▸ **PROBLEM REQUIREMENTS**: Copy every entry word for word. Skip the pictures.

Saved entries:
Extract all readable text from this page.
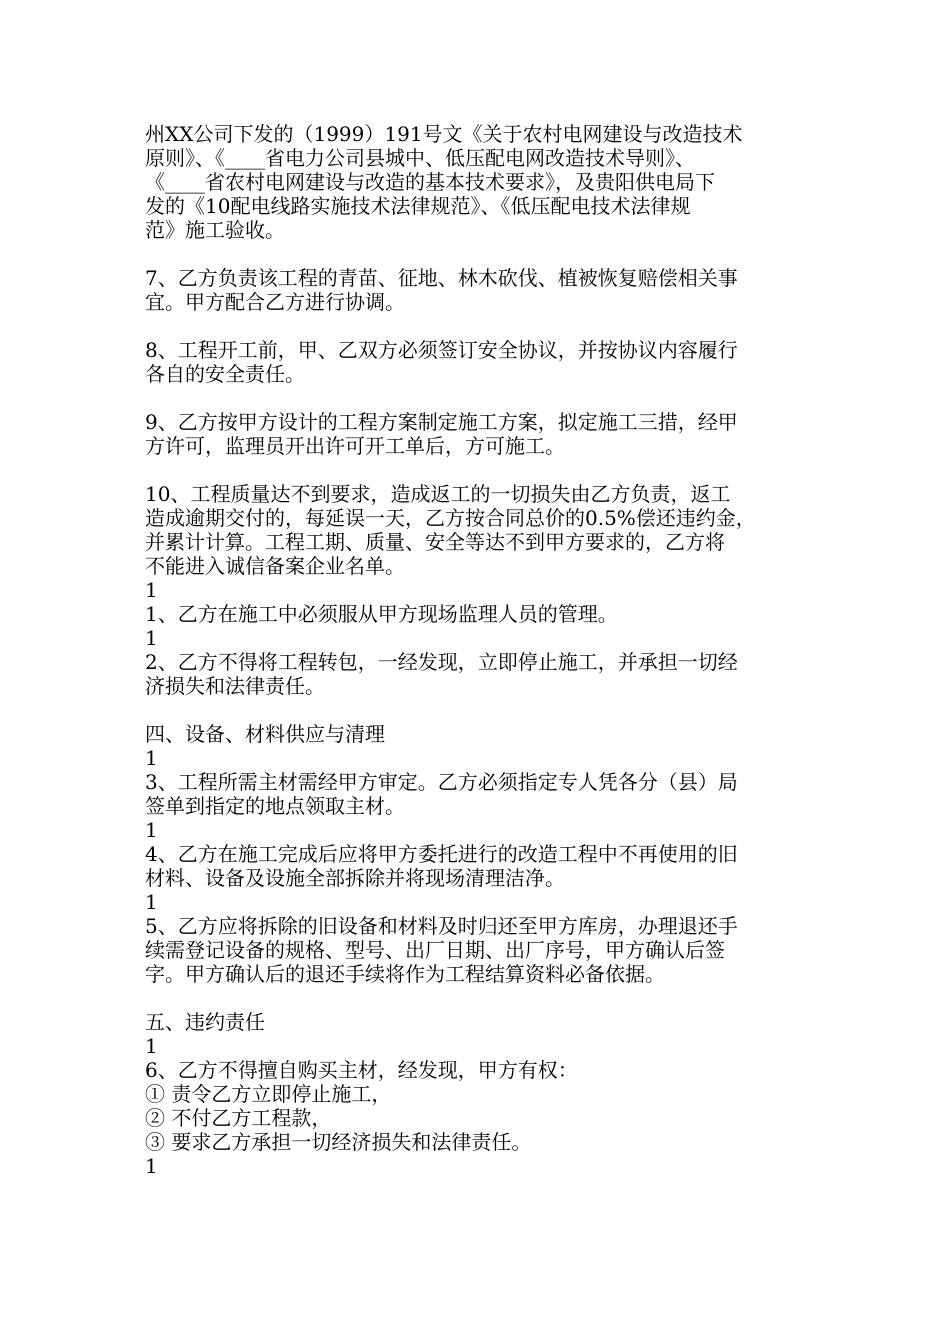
州XX公司下发的（1999）191号文《关于农村电网建设与改造技术
原则》、《____省电力公司县城中、低压配电网改造技术导则》、
《____省农村电网建设与改造的基本技术要求》，及贵阳供电局下
发的《10配电线路实施技术法律规范》、《低压配电技术法律规
范》施工验收。
7、乙方负责该工程的青苗、征地、林木砍伐、植被恢复赔偿相关事
宜。甲方配合乙方进行协调。
8、工程开工前，甲、乙双方必须签订安全协议，并按协议内容履行
各自的安全责任。
9、乙方按甲方设计的工程方案制定施工方案，拟定施工三措，经甲
方许可，监理员开出许可开工单后，方可施工。
10、工程质量达不到要求，造成返工的一切损失由乙方负责，返工
造成逾期交付的，每延误一天，乙方按合同总价的0.5%偿还违约金，
并累计计算。工程工期、质量、安全等达不到甲方要求的，乙方将
不能进入诚信备案企业名单。
1
1、乙方在施工中必须服从甲方现场监理人员的管理。
1
2、乙方不得将工程转包，一经发现，立即停止施工，并承担一切经
济损失和法律责任。
四、设备、材料供应与清理
1
3、工程所需主材需经甲方审定。乙方必须指定专人凭各分（县）局
签单到指定的地点领取主材。
1
4、乙方在施工完成后应将甲方委托进行的改造工程中不再使用的旧
材料、设备及设施全部拆除并将现场清理洁净。
1
5、乙方应将拆除的旧设备和材料及时归还至甲方库房，办理退还手
续需登记设备的规格、型号、出厂日期、出厂序号，甲方确认后签
字。甲方确认后的退还手续将作为工程结算资料必备依据。
五、违约责任
1
6、乙方不得擅自购买主材，经发现，甲方有权：
① 责令乙方立即停止施工，
② 不付乙方工程款，
③ 要求乙方承担一切经济损失和法律责任。
1
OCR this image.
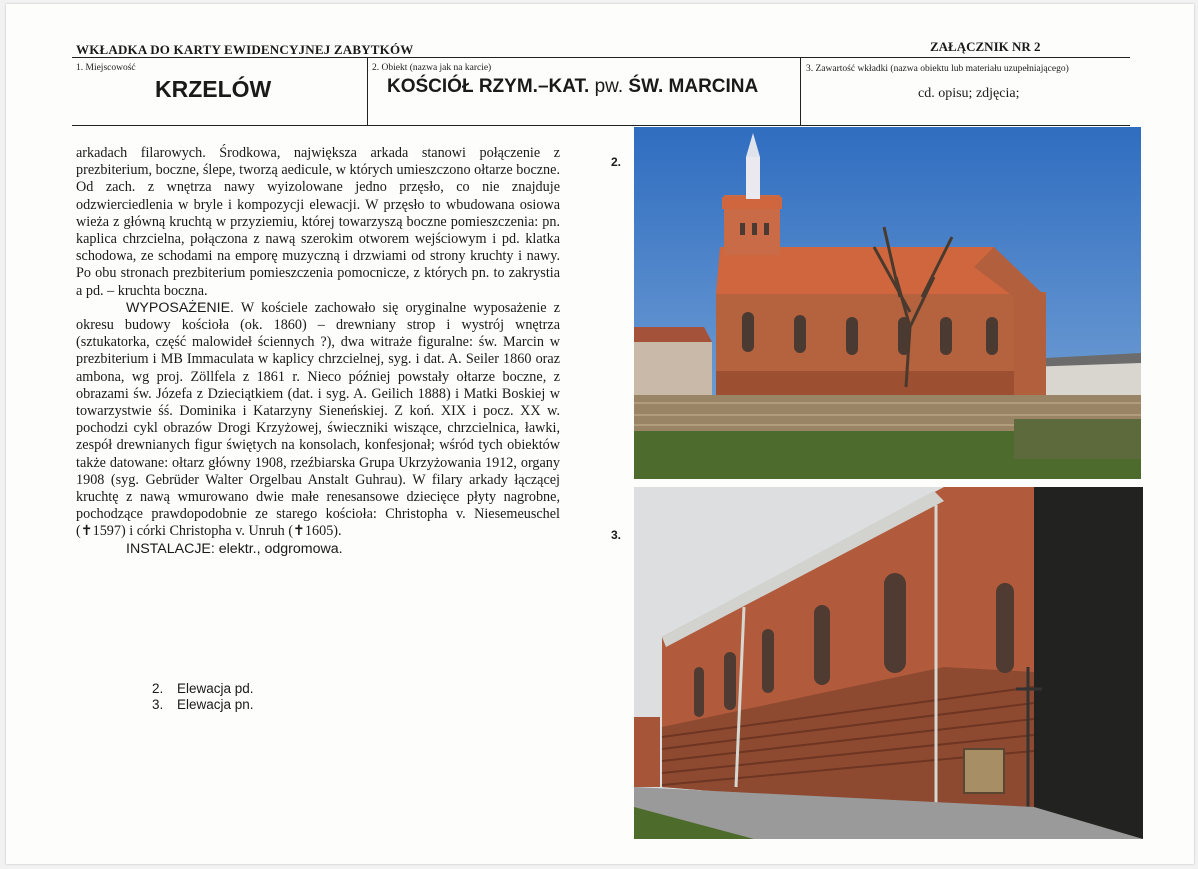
WKŁADKA DO KARTY EWIDENCYJNEJ ZABYTKÓW	ZAŁĄCZNIK NR 2
1. Miejscowość
KRZELÓW
2. Obiekt (nazwa jak na karcie)
KOŚCIÓŁ RZYM.–KAT. pw. ŚW. MARCINA
3. Zawartość wkładki (nazwa obiektu lub materiału uzupełniającego)
cd. opisu; zdjęcia;

arkadach filarowych. Środkowa, największa arkada stanowi połączenie z prezbiterium, boczne, ślepe, tworzą aedicule, w których umieszczono ołtarze boczne. Od zach. z wnętrza nawy wyizolowane jedno przęsło, co nie znajduje odzwierciedlenia w bryle i kompozycji elewacji. W przęsło to wbudowana osiowa wieża z główną kruchtą w przyziemiu, której towarzyszą boczne pomieszczenia: pn. kaplica chrzcielna, połączona z nawą szerokim otworem wejściowym i pd. klatka schodowa, ze schodami na emporę muzyczną i drzwiami od strony kruchty i nawy. Po obu stronach prezbiterium pomieszczenia pomocnicze, z których pn. to zakrystia a pd. – kruchta boczna.

WYPOSAŻENIE. W kościele zachowało się oryginalne wyposażenie z okresu budowy kościoła (ok. 1860) – drewniany strop i wystrój wnętrza (sztukatorka, część malowideł ściennych ?), dwa witraże figuralne: św. Marcin w prezbiterium i MB Immaculata w kaplicy chrzcielnej, syg. i dat. A. Seiler 1860 oraz ambona, wg proj. Zöllfela z 1861 r. Nieco później powstały ołtarze boczne, z obrazami św. Józefa z Dzieciątkiem (dat. i syg. A. Geilich 1888) i Matki Boskiej w towarzystwie śś. Dominika i Katarzyny Sieneńskiej. Z koń. XIX i pocz. XX w. pochodzi cykl obrazów Drogi Krzyżowej, świeczniki wiszące, chrzcielnica, ławki, zespół drewnianych figur świętych na konsolach, konfesjonał; wśród tych obiektów także datowane: ołtarz główny 1908, rzeźbiarska Grupa Ukrzyżowania 1912, organy 1908 (syg. Gebrüder Walter Orgelbau Anstalt Guhrau). W filary arkady łączącej kruchtę z nawą wmurowano dwie małe renesansowe dziecięce płyty nagrobne, pochodzące prawdopodobnie ze starego kościoła: Christopha v. Niesemeuschel (✝1597) i córki Christopha v. Unruh (✝1605).

INSTALACJE: elektr., odgromowa.

2. Elewacja pd.
3. Elewacja pn.
2.
3.
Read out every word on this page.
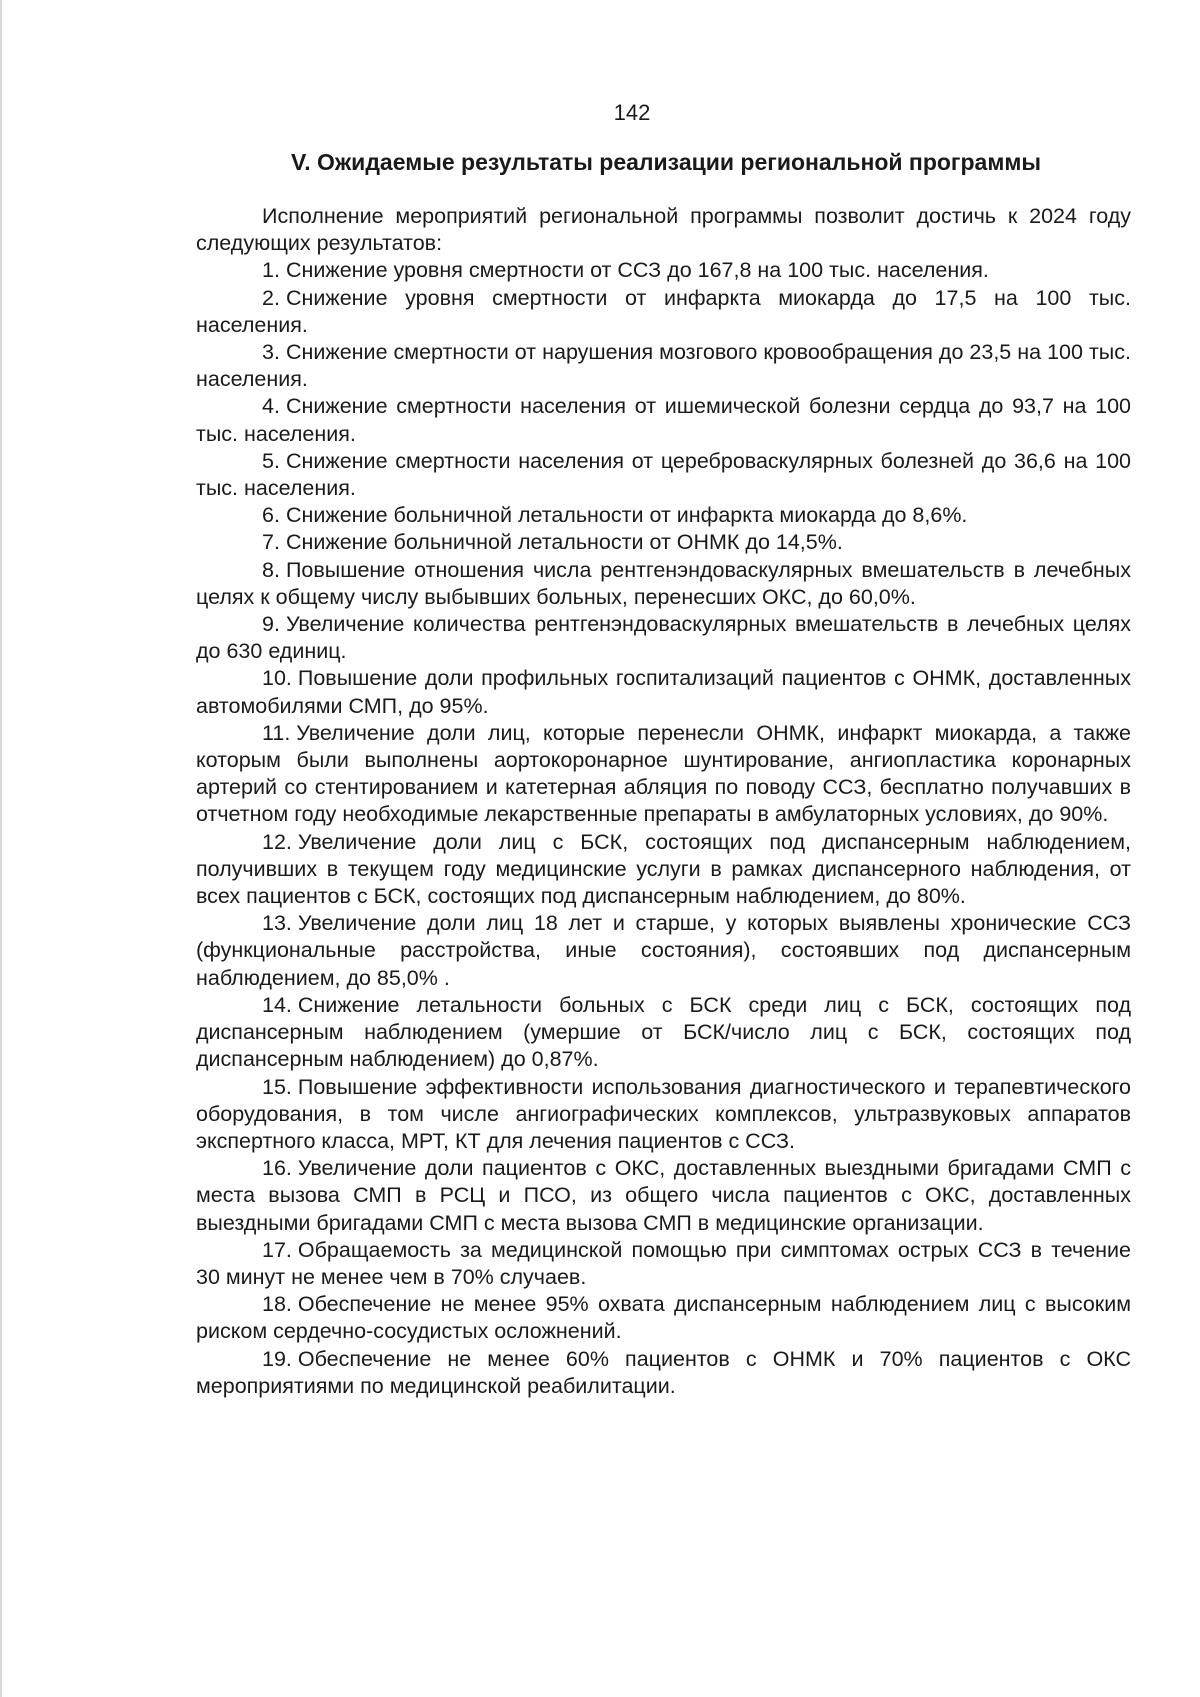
142
V. Ожидаемые результаты реализации региональной программы

Исполнение мероприятий региональной программы позволит достичь к 2024 году следующих результатов:

1. Снижение уровня смертности от ССЗ до 167,8 на 100 тыс. населения.

2. Снижение уровня смертности от инфаркта миокарда до 17,5 на 100 тыс. населения.

3. Снижение смертности от нарушения мозгового кровообращения до 23,5 на 100 тыс. населения.

4. Снижение смертности населения от ишемической болезни сердца до 93,7 на 100 тыс. населения.

5. Снижение смертности населения от цереброваскулярных болезней до 36,6 на 100 тыс. населения.

6. Снижение больничной летальности от инфаркта миокарда до 8,6%.

7. Снижение больничной летальности от ОНМК до 14,5%.

8. Повышение отношения числа рентгенэндоваскулярных вмешательств в лечебных целях к общему числу выбывших больных, перенесших ОКС, до 60,0%.

9. Увеличение количества рентгенэндоваскулярных вмешательств в лечебных целях до 630 единиц.

10. Повышение доли профильных госпитализаций пациентов с ОНМК, доставленных автомобилями СМП, до 95%.

11. Увеличение доли лиц, которые перенесли ОНМК, инфаркт миокарда, а также которым были выполнены аортокоронарное шунтирование, ангиопластика коронарных артерий со стентированием и катетерная абляция по поводу ССЗ, бесплатно получавших в отчетном году необходимые лекарственные препараты в амбулаторных условиях, до 90%.

12. Увеличение доли лиц с БСК, состоящих под диспансерным наблюдением, получивших в текущем году медицинские услуги в рамках диспансерного наблюдения, от всех пациентов с БСК, состоящих под диспансерным наблюдением, до 80%.

13. Увеличение доли лиц 18 лет и старше, у которых выявлены хронические ССЗ (функциональные расстройства, иные состояния), состоявших под диспансерным наблюдением, до 85,0% .

14. Снижение летальности больных с БСК среди лиц с БСК, состоящих под диспансерным наблюдением (умершие от БСК/число лиц с БСК, состоящих под диспансерным наблюдением) до 0,87%.

15. Повышение эффективности использования диагностического и терапевтического оборудования, в том числе ангиографических комплексов, ультразвуковых аппаратов экспертного класса, МРТ, КТ для лечения пациентов с ССЗ.

16. Увеличение доли пациентов с ОКС, доставленных выездными бригадами СМП с места вызова СМП в РСЦ и ПСО, из общего числа пациентов с ОКС, доставленных выездными бригадами СМП с места вызова СМП в медицинские организации.

17. Обращаемость за медицинской помощью при симптомах острых ССЗ в течение 30 минут не менее чем в 70% случаев.

18. Обеспечение не менее 95% охвата диспансерным наблюдением лиц с высоким риском сердечно-сосудистых осложнений.

19. Обеспечение не менее 60% пациентов с ОНМК и 70% пациентов с ОКС мероприятиями по медицинской реабилитации.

▸ **ANSWER IN FULL**:
Extract all readable text from this page.
州XX公司下发的（1999）191号文《关于农村电网建设与改造技术
原则》、《____省电力公司县城中、低压配电网改造技术导则》、
《____省农村电网建设与改造的基本技术要求》，及贵阳供电局下
发的《10配电线路实施技术法律规范》、《低压配电技术法律规
范》施工验收。
7、乙方负责该工程的青苗、征地、林木砍伐、植被恢复赔偿相关事
宜。甲方配合乙方进行协调。
8、工程开工前，甲、乙双方必须签订安全协议，并按协议内容履行
各自的安全责任。
9、乙方按甲方设计的工程方案制定施工方案，拟定施工三措，经甲
方许可，监理员开出许可开工单后，方可施工。
10、工程质量达不到要求，造成返工的一切损失由乙方负责，返工
造成逾期交付的，每延误一天，乙方按合同总价的0.5%偿还违约金，
并累计计算。工程工期、质量、安全等达不到甲方要求的，乙方将
不能进入诚信备案企业名单。
1
1、乙方在施工中必须服从甲方现场监理人员的管理。
1
2、乙方不得将工程转包，一经发现，立即停止施工，并承担一切经
济损失和法律责任。
四、设备、材料供应与清理
1
3、工程所需主材需经甲方审定。乙方必须指定专人凭各分（县）局
签单到指定的地点领取主材。
1
4、乙方在施工完成后应将甲方委托进行的改造工程中不再使用的旧
材料、设备及设施全部拆除并将现场清理洁净。
1
5、乙方应将拆除的旧设备和材料及时归还至甲方库房，办理退还手
续需登记设备的规格、型号、出厂日期、出厂序号，甲方确认后签
字。甲方确认后的退还手续将作为工程结算资料必备依据。
五、违约责任
1
6、乙方不得擅自购买主材，经发现，甲方有权：
① 责令乙方立即停止施工，
② 不付乙方工程款，
③ 要求乙方承担一切经济损失和法律责任。
1
OCR this image.
WKŁADKA DO KARTY EWIDENCYJNEJ ZABYTKÓW	ZAŁĄCZNIK NR 2
1. Miejscowość
KRZELÓW
2. Obiekt (nazwa jak na karcie)
KOŚCIÓŁ RZYM.–KAT. pw. ŚW. MARCINA
3. Zawartość wkładki (nazwa obiektu lub materiału uzupełniającego)
cd. opisu; zdjęcia;

arkadach filarowych. Środkowa, największa arkada stanowi połączenie z prezbiterium, boczne, ślepe, tworzą aedicule, w których umieszczono ołtarze boczne. Od zach. z wnętrza nawy wyizolowane jedno przęsło, co nie znajduje odzwierciedlenia w bryle i kompozycji elewacji. W przęsło to wbudowana osiowa wieża z główną kruchtą w przyziemiu, której towarzyszą boczne pomieszczenia: pn. kaplica chrzcielna, połączona z nawą szerokim otworem wejściowym i pd. klatka schodowa, ze schodami na emporę muzyczną i drzwiami od strony kruchty i nawy. Po obu stronach prezbiterium pomieszczenia pomocnicze, z których pn. to zakrystia a pd. – kruchta boczna.

WYPOSAŻENIE. W kościele zachowało się oryginalne wyposażenie z okresu budowy kościoła (ok. 1860) – drewniany strop i wystrój wnętrza (sztukatorka, część malowideł ściennych ?), dwa witraże figuralne: św. Marcin w prezbiterium i MB Immaculata w kaplicy chrzcielnej, syg. i dat. A. Seiler 1860 oraz ambona, wg proj. Zöllfela z 1861 r. Nieco później powstały ołtarze boczne, z obrazami św. Józefa z Dzieciątkiem (dat. i syg. A. Geilich 1888) i Matki Boskiej w towarzystwie śś. Dominika i Katarzyny Sieneńskiej. Z koń. XIX i pocz. XX w. pochodzi cykl obrazów Drogi Krzyżowej, świeczniki wiszące, chrzcielnica, ławki, zespół drewnianych figur świętych na konsolach, konfesjonał; wśród tych obiektów także datowane: ołtarz główny 1908, rzeźbiarska Grupa Ukrzyżowania 1912, organy 1908 (syg. Gebrüder Walter Orgelbau Anstalt Guhrau). W filary arkady łączącej kruchtę z nawą wmurowano dwie małe renesansowe dziecięce płyty nagrobne, pochodzące prawdopodobnie ze starego kościoła: Christopha v. Niesemeuschel (✝1597) i córki Christopha v. Unruh (✝1605).

INSTALACJE: elektr., odgromowa.

2. Elewacja pd.
3. Elewacja pn.
2.
3.
Read out every word on this page.
142
V. Ожидаемые результаты реализации региональной программы

Исполнение мероприятий региональной программы позволит достичь к 2024 году следующих результатов:

1. Снижение уровня смертности от ССЗ до 167,8 на 100 тыс. населения.

2. Снижение уровня смертности от инфаркта миокарда до 17,5 на 100 тыс. населения.

3. Снижение смертности от нарушения мозгового кровообращения до 23,5 на 100 тыс. населения.

4. Снижение смертности населения от ишемической болезни сердца до 93,7 на 100 тыс. населения.

5. Снижение смертности населения от цереброваскулярных болезней до 36,6 на 100 тыс. населения.

6. Снижение больничной летальности от инфаркта миокарда до 8,6%.

7. Снижение больничной летальности от ОНМК до 14,5%.

8. Повышение отношения числа рентгенэндоваскулярных вмешательств в лечебных целях к общему числу выбывших больных, перенесших ОКС, до 60,0%.

9. Увеличение количества рентгенэндоваскулярных вмешательств в лечебных целях до 630 единиц.

10. Повышение доли профильных госпитализаций пациентов с ОНМК, доставленных автомобилями СМП, до 95%.

11. Увеличение доли лиц, которые перенесли ОНМК, инфаркт миокарда, а также которым были выполнены аортокоронарное шунтирование, ангиопластика коронарных артерий со стентированием и катетерная абляция по поводу ССЗ, бесплатно получавших в отчетном году необходимые лекарственные препараты в амбулаторных условиях, до 90%.

12. Увеличение доли лиц с БСК, состоящих под диспансерным наблюдением, получивших в текущем году медицинские услуги в рамках диспансерного наблюдения, от всех пациентов с БСК, состоящих под диспансерным наблюдением, до 80%.

13. Увеличение доли лиц 18 лет и старше, у которых выявлены хронические ССЗ (функциональные расстройства, иные состояния), состоявших под диспансерным наблюдением, до 85,0% .

14. Снижение летальности больных с БСК среди лиц с БСК, состоящих под диспансерным наблюдением (умершие от БСК/число лиц с БСК, состоящих под диспансерным наблюдением) до 0,87%.

15. Повышение эффективности использования диагностического и терапевтического оборудования, в том числе ангиографических комплексов, ультразвуковых аппаратов экспертного класса, МРТ, КТ для лечения пациентов с ССЗ.

16. Увеличение доли пациентов с ОКС, доставленных выездными бригадами СМП с места вызова СМП в РСЦ и ПСО, из общего числа пациентов с ОКС, доставленных выездными бригадами СМП с места вызова СМП в медицинские организации.

17. Обращаемость за медицинской помощью при симптомах острых ССЗ в течение 30 минут не менее чем в 70% случаев.

18. Обеспечение не менее 95% охвата диспансерным наблюдением лиц с высоким риском сердечно-сосудистых осложнений.

19. Обеспечение не менее 60% пациентов с ОНМК и 70% пациентов с ОКС мероприятиями по медицинской реабилитации.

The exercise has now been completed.